Collected data entries:
◆ ◆ ◆ ◆ ◆

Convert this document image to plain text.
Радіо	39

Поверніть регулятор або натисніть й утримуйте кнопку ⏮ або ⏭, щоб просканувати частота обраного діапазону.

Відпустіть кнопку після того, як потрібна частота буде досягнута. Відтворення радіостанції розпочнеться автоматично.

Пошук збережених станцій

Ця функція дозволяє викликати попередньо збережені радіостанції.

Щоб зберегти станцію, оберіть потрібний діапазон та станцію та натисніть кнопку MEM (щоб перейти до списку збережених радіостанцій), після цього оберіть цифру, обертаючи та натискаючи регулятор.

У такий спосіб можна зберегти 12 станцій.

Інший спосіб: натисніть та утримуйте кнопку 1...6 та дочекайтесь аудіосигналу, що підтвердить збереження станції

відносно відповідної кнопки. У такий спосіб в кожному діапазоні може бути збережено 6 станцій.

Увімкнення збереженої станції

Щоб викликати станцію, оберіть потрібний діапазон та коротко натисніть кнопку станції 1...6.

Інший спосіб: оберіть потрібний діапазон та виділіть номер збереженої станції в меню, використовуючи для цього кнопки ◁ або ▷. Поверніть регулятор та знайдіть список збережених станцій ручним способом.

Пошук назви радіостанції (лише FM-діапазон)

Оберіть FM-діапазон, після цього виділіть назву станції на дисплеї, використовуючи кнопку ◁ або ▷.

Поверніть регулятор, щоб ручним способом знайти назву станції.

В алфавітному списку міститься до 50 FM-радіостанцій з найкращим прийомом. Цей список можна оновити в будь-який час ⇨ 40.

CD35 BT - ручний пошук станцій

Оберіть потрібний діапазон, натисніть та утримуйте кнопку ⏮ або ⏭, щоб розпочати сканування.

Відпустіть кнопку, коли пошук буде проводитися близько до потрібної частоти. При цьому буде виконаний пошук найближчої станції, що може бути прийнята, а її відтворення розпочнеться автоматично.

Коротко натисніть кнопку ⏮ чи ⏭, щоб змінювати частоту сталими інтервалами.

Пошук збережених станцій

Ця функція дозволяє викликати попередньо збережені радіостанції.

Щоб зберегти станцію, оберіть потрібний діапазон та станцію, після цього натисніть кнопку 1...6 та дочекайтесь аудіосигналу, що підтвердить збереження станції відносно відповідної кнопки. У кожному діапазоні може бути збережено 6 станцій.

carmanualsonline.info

◆ ◆ ◆ ◆ ◆

THE EXERCISE →
From the records above, extract every entry exactly as given.

SOLUTION FOR THIS TASK →
Convert this document image to plain text.
Радіо	39

Поверніть регулятор або натисніть й утримуйте кнопку ⏮ або ⏭, щоб просканувати частота обраного діапазону.

Відпустіть кнопку після того, як потрібна частота буде досягнута. Відтворення радіостанції розпочнеться автоматично.

Пошук збережених станцій

Ця функція дозволяє викликати попередньо збережені радіостанції.

Щоб зберегти станцію, оберіть потрібний діапазон та станцію та натисніть кнопку MEM (щоб перейти до списку збережених радіостанцій), після цього оберіть цифру, обертаючи та натискаючи регулятор.

У такий спосіб можна зберегти 12 станцій.

Інший спосіб: натисніть та утримуйте кнопку 1...6 та дочекайтесь аудіосигналу, що підтвердить збереження станції

відносно відповідної кнопки. У такий спосіб в кожному діапазоні може бути збережено 6 станцій.

Увімкнення збереженої станції

Щоб викликати станцію, оберіть потрібний діапазон та коротко натисніть кнопку станції 1...6.

Інший спосіб: оберіть потрібний діапазон та виділіть номер збереженої станції в меню, використовуючи для цього кнопки ◁ або ▷. Поверніть регулятор та знайдіть список збережених станцій ручним способом.

Пошук назви радіостанції (лише FM-діапазон)

Оберіть FM-діапазон, після цього виділіть назву станції на дисплеї, використовуючи кнопку ◁ або ▷.

Поверніть регулятор, щоб ручним способом знайти назву станції.

В алфавітному списку міститься до 50 FM-радіостанцій з найкращим прийомом. Цей список можна оновити в будь-який час ⇨ 40.

CD35 BT - ручний пошук станцій

Оберіть потрібний діапазон, натисніть та утримуйте кнопку ⏮ або ⏭, щоб розпочати сканування.

Відпустіть кнопку, коли пошук буде проводитися близько до потрібної частоти. При цьому буде виконаний пошук найближчої станції, що може бути прийнята, а її відтворення розпочнеться автоматично.

Коротко натисніть кнопку ⏮ чи ⏭, щоб змінювати частоту сталими інтервалами.

Пошук збережених станцій

Ця функція дозволяє викликати попередньо збережені радіостанції.

Щоб зберегти станцію, оберіть потрібний діапазон та станцію, після цього натисніть кнопку 1...6 та дочекайтесь аудіосигналу, що підтвердить збереження станції відносно відповідної кнопки. У кожному діапазоні може бути збережено 6 станцій.

carmanualsonline.info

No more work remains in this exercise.